— start RECORDS PROVIDED —
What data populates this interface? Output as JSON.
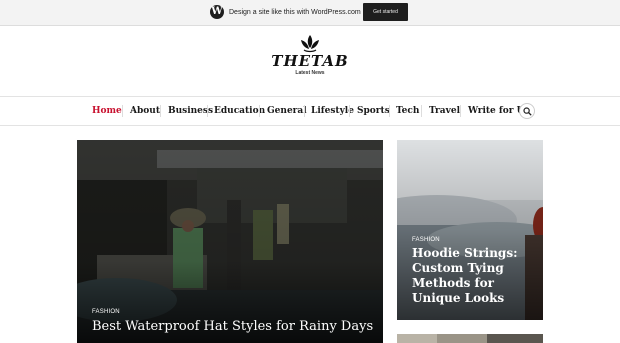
{
  "wpbar": {
    "logo_glyph": "W",
    "text": "Design a site like this with WordPress.com",
    "button_label": "Get started"
  },
  "site": {
    "title": "THETAB",
    "tagline": "Latest News"
  },
  "nav": {
    "items": [
      {
        "label": "Home",
        "active": true
      },
      {
        "label": "About"
      },
      {
        "label": "Business"
      },
      {
        "label": "Education"
      },
      {
        "label": "General"
      },
      {
        "label": "Lifestyle"
      },
      {
        "label": "Sports"
      },
      {
        "label": "Tech"
      },
      {
        "label": "Travel"
      },
      {
        "label": "Write for Us"
      }
    ],
    "search_icon": "search-icon",
    "active_color": "#c8102e"
  },
  "posts": {
    "main": {
      "category": "FASHION",
      "title": "Best Waterproof Hat Styles for Rainy Days"
    },
    "side": {
      "category": "FASHION",
      "title": "Hoodie Strings: Custom Tying Methods for Unique Looks"
    }
  }
}
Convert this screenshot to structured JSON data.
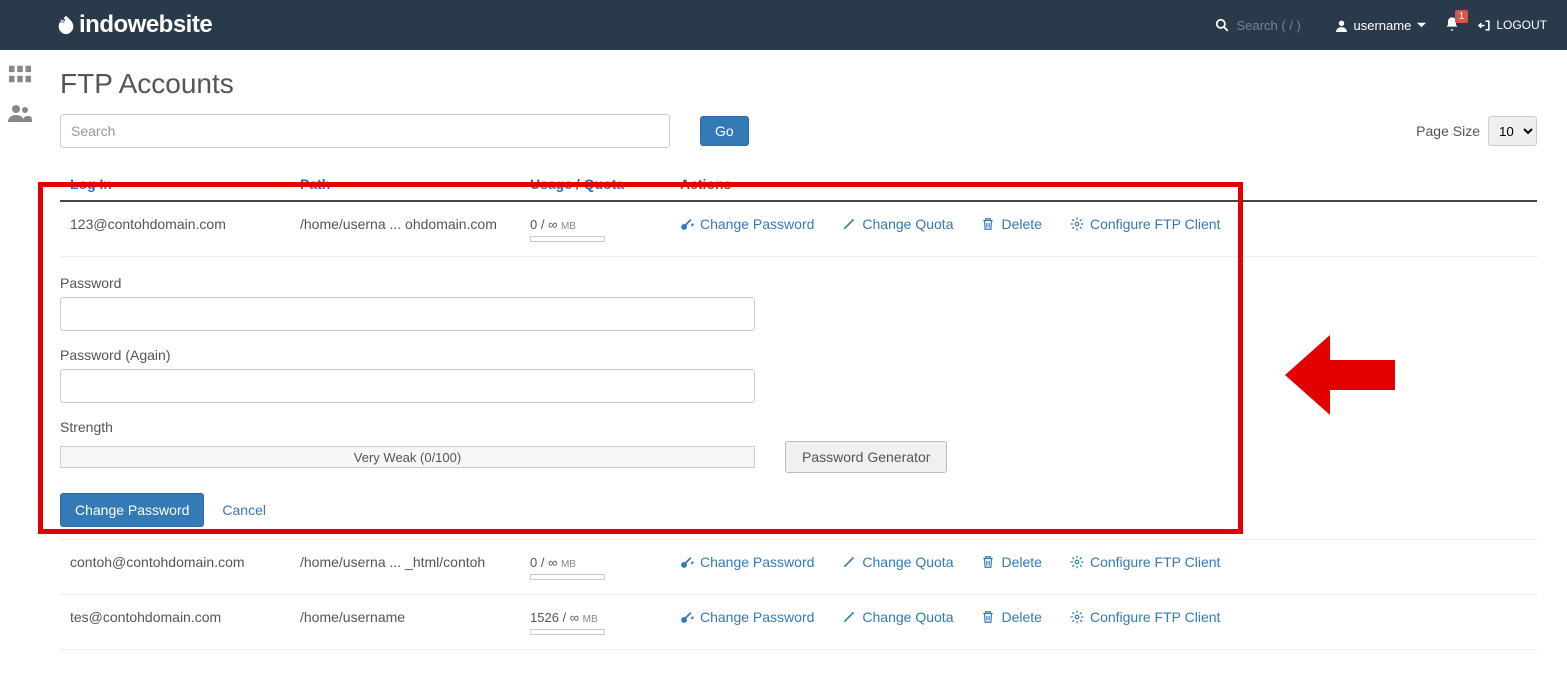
{
  "header": {
    "brand": "indowebsite",
    "search_placeholder": "Search ( / )",
    "username": "username",
    "notification_count": "1",
    "logout": "LOGOUT"
  },
  "page": {
    "title": "FTP Accounts",
    "search_placeholder": "Search",
    "go": "Go",
    "page_size_label": "Page Size",
    "page_size_value": "10"
  },
  "columns": {
    "login": "Log In",
    "path": "Path",
    "usage": "Usage",
    "quota": "Quota",
    "actions": "Actions"
  },
  "action_labels": {
    "change_password": "Change Password",
    "change_quota": "Change Quota",
    "delete": "Delete",
    "configure": "Configure FTP Client"
  },
  "accounts": [
    {
      "login": "123@contohdomain.com",
      "path": "/home/userna ... ohdomain.com",
      "usage": "0 / ∞",
      "unit": "MB"
    },
    {
      "login": "contoh@contohdomain.com",
      "path": "/home/userna ... _html/contoh",
      "usage": "0 / ∞",
      "unit": "MB"
    },
    {
      "login": "tes@contohdomain.com",
      "path": "/home/username",
      "usage": "1526 / ∞",
      "unit": "MB"
    }
  ],
  "password_panel": {
    "password_label": "Password",
    "password_again_label": "Password (Again)",
    "strength_label": "Strength",
    "strength_value": "Very Weak (0/100)",
    "generator": "Password Generator",
    "submit": "Change Password",
    "cancel": "Cancel"
  }
}
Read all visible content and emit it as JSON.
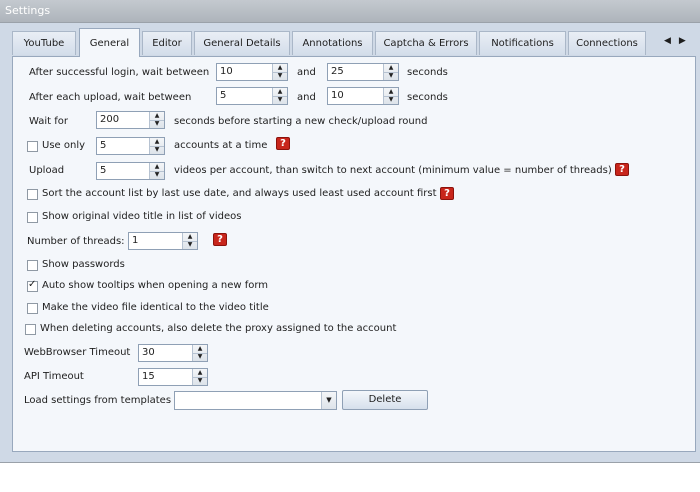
{
  "window": {
    "title": "Settings"
  },
  "tabs": [
    "YouTube",
    "General",
    "Editor",
    "General Details",
    "Annotations",
    "Captcha & Errors",
    "Notifications",
    "Connections"
  ],
  "tab_scroll": {
    "left": "◀",
    "right": "▶"
  },
  "general": {
    "login_wait": {
      "label": "After successful login, wait between",
      "min": "10",
      "and": "and",
      "max": "25",
      "unit": "seconds"
    },
    "upload_wait": {
      "label": "After each upload, wait between",
      "min": "5",
      "and": "and",
      "max": "10",
      "unit": "seconds"
    },
    "wait_for": {
      "label": "Wait for",
      "value": "200",
      "suffix": "seconds before starting a new check/upload round"
    },
    "use_only": {
      "label": "Use only",
      "value": "5",
      "suffix": "accounts at a time",
      "checked": false
    },
    "upload": {
      "label": "Upload",
      "value": "5",
      "suffix": "videos per account, than switch to next account (minimum value = number of threads)"
    },
    "sort_accounts": {
      "label": "Sort the account list by last use date, and always used least used account first",
      "checked": false
    },
    "show_original_title": {
      "label": "Show original video title in list of videos",
      "checked": false
    },
    "threads": {
      "label": "Number of threads:",
      "value": "1"
    },
    "show_passwords": {
      "label": "Show passwords",
      "checked": false
    },
    "auto_tooltips": {
      "label": "Auto show tooltips when opening a new form",
      "checked": true
    },
    "identical_file": {
      "label": "Make the video file identical to the video title",
      "checked": false
    },
    "delete_proxy": {
      "label": "When deleting accounts, also delete the proxy assigned to the account",
      "checked": false
    },
    "webbrowser_timeout": {
      "label": "WebBrowser Timeout",
      "value": "30"
    },
    "api_timeout": {
      "label": "API Timeout",
      "value": "15"
    },
    "templates": {
      "label": "Load settings from templates",
      "selected": "",
      "delete_label": "Delete"
    },
    "help_glyph": "?",
    "spin_up": "▲",
    "spin_down": "▼",
    "combo_arrow": "▼",
    "check_glyph": "✓"
  }
}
— end RECORDS PROVIDED —
§ **EXERCISE**: Count up every line above that has the word "this" in it; answer with the number alone.

§ **FINISHED TASK**: 3